___ Data section ___

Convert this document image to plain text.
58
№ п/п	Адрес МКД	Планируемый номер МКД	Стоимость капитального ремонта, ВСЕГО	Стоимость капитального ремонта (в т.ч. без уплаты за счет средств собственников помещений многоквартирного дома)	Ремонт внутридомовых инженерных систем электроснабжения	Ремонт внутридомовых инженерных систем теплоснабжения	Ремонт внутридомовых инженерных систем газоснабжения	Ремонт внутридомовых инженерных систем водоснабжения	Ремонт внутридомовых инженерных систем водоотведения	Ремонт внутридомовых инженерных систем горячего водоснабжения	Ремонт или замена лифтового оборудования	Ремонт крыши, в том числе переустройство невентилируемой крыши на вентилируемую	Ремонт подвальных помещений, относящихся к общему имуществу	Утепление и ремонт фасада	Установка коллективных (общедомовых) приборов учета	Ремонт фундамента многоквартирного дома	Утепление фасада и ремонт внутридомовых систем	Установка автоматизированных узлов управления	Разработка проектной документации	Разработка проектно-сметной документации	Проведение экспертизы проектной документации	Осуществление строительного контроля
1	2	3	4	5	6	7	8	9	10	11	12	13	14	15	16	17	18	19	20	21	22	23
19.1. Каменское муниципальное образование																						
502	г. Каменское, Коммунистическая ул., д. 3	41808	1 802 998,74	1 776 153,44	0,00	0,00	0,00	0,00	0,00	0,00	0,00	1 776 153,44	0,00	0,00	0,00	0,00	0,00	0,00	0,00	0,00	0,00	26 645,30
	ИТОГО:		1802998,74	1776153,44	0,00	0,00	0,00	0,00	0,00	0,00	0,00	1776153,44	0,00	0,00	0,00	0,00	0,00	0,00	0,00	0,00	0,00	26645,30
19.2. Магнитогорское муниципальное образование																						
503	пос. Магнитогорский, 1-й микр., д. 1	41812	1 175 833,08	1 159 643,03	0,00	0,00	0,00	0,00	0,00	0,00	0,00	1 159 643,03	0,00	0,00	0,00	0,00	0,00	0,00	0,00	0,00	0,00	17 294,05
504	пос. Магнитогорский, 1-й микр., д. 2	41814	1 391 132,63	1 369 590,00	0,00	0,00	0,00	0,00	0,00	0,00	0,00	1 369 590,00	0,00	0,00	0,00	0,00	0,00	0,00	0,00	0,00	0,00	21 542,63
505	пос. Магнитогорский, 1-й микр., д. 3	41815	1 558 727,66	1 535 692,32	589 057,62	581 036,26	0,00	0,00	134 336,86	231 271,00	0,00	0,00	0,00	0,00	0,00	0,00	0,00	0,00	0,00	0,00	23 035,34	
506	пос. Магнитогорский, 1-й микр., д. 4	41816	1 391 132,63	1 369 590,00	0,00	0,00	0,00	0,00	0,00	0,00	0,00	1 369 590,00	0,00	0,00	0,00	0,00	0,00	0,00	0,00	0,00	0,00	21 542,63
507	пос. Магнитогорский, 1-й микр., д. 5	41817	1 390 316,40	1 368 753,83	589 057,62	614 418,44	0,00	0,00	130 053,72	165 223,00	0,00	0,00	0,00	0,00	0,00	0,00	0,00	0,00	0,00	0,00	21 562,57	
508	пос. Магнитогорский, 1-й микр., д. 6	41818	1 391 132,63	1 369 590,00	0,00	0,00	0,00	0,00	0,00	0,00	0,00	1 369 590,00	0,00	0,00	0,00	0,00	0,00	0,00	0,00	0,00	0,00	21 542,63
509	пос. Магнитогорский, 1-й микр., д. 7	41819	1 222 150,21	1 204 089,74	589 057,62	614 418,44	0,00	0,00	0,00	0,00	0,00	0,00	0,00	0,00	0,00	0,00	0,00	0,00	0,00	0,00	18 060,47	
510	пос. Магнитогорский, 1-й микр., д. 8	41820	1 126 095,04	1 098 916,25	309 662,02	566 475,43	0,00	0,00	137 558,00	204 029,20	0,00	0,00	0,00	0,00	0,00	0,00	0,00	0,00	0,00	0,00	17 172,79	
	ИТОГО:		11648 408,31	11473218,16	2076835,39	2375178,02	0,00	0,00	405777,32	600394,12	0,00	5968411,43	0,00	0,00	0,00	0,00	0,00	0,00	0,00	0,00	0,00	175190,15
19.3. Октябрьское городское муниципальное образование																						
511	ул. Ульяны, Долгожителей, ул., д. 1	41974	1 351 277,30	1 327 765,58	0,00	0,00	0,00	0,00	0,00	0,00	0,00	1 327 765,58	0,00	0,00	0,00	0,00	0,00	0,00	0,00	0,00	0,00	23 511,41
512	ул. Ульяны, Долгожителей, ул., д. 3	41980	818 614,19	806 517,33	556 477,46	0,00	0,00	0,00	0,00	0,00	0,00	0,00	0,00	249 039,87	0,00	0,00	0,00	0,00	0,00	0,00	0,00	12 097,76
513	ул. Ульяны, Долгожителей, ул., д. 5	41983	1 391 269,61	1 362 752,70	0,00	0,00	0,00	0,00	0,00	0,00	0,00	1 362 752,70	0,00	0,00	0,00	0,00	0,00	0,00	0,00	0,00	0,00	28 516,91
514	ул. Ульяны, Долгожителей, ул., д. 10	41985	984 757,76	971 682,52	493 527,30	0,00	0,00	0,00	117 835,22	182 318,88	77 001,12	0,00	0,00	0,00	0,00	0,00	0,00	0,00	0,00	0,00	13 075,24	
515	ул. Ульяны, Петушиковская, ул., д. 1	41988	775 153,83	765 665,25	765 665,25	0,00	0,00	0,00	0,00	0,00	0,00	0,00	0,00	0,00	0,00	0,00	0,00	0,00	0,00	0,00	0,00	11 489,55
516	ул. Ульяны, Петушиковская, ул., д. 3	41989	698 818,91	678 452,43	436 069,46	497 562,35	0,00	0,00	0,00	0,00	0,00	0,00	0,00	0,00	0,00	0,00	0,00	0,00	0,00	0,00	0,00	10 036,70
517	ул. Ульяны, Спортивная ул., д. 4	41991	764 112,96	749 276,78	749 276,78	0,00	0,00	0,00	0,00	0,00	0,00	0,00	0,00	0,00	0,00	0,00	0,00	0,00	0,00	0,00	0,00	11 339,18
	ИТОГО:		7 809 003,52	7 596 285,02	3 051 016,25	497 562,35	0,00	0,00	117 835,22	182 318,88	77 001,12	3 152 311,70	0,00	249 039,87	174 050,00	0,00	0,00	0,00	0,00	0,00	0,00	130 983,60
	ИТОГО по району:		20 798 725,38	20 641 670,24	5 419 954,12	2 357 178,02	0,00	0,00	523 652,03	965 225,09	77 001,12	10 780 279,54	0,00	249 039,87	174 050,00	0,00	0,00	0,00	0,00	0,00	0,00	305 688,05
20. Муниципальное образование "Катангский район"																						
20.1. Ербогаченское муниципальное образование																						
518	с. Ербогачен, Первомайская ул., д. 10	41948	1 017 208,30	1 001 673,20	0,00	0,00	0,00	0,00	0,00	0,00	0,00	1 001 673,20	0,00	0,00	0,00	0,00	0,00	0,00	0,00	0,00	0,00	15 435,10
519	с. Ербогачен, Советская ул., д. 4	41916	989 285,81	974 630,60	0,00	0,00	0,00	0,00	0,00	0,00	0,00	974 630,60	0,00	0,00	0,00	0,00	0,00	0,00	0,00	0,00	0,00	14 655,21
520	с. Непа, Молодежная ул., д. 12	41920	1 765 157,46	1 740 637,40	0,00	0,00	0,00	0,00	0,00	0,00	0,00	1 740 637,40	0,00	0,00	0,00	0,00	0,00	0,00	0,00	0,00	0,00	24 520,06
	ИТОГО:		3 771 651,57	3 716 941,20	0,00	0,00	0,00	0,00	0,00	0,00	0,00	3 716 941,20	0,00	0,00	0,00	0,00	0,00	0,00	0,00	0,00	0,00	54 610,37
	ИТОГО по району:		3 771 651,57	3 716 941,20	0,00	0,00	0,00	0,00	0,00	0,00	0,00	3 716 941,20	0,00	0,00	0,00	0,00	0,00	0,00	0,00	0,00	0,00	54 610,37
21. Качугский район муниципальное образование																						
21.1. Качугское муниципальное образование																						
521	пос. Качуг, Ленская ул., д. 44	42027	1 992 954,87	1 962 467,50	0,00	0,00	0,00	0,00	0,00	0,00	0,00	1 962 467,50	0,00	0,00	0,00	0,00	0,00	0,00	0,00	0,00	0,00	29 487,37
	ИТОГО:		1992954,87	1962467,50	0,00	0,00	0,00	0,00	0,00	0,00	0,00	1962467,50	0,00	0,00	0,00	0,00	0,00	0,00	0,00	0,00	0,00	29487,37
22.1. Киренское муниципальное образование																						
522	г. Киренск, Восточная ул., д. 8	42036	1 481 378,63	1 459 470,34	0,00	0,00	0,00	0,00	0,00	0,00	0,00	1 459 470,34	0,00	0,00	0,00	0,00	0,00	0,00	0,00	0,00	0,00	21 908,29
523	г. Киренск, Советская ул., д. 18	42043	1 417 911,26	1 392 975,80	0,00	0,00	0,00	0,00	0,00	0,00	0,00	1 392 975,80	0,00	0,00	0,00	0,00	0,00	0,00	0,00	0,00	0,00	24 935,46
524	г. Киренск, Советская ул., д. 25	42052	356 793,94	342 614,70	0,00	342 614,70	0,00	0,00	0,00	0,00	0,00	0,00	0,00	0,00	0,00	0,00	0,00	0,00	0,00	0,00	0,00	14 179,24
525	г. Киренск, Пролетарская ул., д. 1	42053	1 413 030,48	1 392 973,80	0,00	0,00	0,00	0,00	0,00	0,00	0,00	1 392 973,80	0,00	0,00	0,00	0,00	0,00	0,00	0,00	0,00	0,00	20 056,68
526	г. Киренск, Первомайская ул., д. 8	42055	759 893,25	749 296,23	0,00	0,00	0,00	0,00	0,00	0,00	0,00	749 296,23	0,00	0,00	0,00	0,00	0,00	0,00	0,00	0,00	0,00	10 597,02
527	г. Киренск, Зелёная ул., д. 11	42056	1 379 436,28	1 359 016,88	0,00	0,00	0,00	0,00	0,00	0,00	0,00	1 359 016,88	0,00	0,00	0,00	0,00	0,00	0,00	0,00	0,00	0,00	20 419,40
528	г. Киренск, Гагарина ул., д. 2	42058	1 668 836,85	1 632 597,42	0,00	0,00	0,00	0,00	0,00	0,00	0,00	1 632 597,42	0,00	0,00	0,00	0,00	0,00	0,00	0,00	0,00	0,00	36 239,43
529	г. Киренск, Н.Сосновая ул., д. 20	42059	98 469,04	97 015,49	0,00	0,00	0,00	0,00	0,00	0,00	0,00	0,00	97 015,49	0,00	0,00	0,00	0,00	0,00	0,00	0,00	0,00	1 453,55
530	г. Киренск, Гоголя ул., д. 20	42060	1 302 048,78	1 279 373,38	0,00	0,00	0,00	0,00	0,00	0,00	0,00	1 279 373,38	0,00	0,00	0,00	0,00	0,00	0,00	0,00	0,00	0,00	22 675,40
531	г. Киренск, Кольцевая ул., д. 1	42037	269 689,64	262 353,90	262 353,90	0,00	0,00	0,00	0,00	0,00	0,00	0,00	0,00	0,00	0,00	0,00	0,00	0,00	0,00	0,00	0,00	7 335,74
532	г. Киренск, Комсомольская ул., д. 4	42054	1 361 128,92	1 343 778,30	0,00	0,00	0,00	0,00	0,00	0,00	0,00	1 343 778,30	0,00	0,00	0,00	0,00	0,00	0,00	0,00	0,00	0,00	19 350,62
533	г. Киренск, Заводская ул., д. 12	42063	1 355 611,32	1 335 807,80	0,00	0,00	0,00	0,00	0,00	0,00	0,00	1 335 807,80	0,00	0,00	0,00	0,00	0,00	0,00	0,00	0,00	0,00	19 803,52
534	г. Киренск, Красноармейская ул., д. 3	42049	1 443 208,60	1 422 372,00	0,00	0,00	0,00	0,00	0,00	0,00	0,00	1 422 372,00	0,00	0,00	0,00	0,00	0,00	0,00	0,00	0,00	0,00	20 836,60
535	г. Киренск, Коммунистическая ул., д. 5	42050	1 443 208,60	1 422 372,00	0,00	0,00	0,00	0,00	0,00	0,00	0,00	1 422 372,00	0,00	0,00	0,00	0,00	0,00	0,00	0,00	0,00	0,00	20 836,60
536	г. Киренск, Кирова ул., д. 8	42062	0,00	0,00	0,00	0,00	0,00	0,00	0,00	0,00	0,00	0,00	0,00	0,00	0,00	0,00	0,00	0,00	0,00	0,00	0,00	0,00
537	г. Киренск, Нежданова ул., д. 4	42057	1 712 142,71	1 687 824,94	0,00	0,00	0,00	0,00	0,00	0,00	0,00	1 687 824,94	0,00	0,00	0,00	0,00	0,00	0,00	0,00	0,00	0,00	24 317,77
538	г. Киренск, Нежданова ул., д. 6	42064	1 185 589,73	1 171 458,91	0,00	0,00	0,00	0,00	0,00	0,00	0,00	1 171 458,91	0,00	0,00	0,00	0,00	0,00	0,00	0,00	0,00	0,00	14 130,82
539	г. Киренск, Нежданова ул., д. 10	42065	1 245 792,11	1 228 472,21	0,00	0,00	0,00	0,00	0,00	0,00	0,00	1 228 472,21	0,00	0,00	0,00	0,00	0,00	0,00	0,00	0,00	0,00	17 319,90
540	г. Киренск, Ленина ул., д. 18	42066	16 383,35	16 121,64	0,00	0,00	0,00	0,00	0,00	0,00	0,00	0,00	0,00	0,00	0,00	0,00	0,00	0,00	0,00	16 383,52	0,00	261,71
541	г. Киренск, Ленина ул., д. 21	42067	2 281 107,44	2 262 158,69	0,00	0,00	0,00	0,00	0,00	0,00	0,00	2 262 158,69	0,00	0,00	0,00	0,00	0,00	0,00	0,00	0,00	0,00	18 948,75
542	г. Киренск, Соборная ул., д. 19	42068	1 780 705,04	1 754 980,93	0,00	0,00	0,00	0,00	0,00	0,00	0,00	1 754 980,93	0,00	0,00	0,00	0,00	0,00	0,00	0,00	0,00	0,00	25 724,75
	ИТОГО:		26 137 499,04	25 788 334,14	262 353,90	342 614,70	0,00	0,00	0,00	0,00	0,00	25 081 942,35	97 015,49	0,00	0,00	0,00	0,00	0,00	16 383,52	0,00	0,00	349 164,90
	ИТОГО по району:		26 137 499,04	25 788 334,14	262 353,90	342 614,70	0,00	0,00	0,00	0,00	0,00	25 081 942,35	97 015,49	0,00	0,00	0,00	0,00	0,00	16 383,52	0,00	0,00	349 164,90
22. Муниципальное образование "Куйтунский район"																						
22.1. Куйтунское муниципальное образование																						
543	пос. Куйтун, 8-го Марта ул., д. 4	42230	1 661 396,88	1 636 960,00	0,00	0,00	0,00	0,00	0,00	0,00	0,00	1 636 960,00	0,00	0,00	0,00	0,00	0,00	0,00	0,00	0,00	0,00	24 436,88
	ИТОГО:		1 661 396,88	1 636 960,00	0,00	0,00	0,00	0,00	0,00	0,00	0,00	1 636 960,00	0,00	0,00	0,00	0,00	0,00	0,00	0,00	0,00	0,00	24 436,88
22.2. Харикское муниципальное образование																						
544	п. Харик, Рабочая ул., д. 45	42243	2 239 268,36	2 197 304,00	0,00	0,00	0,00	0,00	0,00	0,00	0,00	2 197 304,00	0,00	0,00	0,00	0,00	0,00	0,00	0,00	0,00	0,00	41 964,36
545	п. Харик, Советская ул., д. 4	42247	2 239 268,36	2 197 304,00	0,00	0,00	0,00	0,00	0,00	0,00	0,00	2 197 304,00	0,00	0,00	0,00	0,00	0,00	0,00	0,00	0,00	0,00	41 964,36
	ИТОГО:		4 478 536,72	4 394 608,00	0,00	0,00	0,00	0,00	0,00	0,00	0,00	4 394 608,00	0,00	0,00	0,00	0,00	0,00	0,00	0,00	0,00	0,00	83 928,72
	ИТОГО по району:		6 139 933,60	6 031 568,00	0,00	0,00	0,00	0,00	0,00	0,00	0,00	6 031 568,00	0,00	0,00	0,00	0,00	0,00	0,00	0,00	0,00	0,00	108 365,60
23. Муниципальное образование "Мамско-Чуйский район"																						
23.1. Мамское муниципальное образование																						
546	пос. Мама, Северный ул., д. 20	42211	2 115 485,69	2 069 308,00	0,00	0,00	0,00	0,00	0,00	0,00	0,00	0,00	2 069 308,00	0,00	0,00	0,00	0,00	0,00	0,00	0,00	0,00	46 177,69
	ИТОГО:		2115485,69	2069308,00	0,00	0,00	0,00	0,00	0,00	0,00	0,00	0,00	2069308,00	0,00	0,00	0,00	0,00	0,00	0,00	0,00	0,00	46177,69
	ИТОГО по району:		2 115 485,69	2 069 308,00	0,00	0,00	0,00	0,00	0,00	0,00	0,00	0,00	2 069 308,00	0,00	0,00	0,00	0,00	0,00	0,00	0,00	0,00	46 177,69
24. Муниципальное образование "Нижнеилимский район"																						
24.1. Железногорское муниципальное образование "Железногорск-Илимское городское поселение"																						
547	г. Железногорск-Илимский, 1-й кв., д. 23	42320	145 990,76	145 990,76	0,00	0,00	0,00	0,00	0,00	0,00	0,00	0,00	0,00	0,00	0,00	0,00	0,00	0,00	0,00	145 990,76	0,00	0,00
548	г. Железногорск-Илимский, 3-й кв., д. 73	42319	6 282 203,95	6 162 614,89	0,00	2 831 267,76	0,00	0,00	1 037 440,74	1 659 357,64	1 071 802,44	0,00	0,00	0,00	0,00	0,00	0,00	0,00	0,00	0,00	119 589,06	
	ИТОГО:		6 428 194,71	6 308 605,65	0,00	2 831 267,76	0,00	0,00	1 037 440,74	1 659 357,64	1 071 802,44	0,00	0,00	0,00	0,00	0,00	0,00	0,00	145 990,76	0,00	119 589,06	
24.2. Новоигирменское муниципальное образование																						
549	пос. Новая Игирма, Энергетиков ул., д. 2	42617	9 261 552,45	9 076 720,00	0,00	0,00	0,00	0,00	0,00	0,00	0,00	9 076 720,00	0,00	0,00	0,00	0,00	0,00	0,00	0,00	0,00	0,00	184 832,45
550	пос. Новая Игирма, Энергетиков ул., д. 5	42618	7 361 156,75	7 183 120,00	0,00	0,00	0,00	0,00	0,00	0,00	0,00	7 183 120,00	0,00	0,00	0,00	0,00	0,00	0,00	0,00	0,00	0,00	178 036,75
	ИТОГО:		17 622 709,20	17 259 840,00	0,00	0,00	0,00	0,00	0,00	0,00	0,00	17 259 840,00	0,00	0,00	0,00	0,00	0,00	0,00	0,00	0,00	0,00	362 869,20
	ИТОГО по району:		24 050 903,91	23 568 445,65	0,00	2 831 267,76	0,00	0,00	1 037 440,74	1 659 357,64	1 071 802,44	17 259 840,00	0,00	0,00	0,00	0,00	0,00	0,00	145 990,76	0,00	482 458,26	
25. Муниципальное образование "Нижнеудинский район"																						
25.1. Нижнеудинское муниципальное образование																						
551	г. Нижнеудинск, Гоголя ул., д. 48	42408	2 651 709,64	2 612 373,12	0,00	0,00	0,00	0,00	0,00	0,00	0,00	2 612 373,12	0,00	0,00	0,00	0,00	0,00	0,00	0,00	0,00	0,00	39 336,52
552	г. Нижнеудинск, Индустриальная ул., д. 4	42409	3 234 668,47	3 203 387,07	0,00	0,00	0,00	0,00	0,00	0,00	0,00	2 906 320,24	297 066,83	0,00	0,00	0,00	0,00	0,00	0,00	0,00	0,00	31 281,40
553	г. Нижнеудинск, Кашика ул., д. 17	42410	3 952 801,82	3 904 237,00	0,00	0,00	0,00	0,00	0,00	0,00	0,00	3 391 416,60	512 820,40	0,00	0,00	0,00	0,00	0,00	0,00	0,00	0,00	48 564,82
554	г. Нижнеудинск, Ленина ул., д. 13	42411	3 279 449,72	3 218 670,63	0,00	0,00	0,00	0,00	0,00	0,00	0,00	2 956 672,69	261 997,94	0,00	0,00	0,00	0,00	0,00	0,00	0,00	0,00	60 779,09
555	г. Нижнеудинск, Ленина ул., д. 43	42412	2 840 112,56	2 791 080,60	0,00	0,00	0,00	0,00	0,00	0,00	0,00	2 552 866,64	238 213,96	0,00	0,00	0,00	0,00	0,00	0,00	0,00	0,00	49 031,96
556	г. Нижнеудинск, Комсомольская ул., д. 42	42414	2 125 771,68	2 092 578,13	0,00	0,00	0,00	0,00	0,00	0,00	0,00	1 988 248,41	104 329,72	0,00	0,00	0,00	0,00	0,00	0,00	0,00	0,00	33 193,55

___

### What to do
Return a copy of every line that includes the word "Ленина".

### Expected answer
540	г. Киренск, Ленина ул., д. 18	42066	16 383,35	16 121,64	0,00	0,00	0,00	0,00	0,00	0,00	0,00	0,00	0,00	0,00	0,00	0,00	0,00	0,00	0,00	16 383,52	0,00	261,71
541	г. Киренск, Ленина ул., д. 21	42067	2 281 107,44	2 262 158,69	0,00	0,00	0,00	0,00	0,00	0,00	0,00	2 262 158,69	0,00	0,00	0,00	0,00	0,00	0,00	0,00	0,00	0,00	18 948,75
554	г. Нижнеудинск, Ленина ул., д. 13	42411	3 279 449,72	3 218 670,63	0,00	0,00	0,00	0,00	0,00	0,00	0,00	2 956 672,69	261 997,94	0,00	0,00	0,00	0,00	0,00	0,00	0,00	0,00	60 779,09
555	г. Нижнеудинск, Ленина ул., д. 43	42412	2 840 112,56	2 791 080,60	0,00	0,00	0,00	0,00	0,00	0,00	0,00	2 552 866,64	238 213,96	0,00	0,00	0,00	0,00	0,00	0,00	0,00	0,00	49 031,96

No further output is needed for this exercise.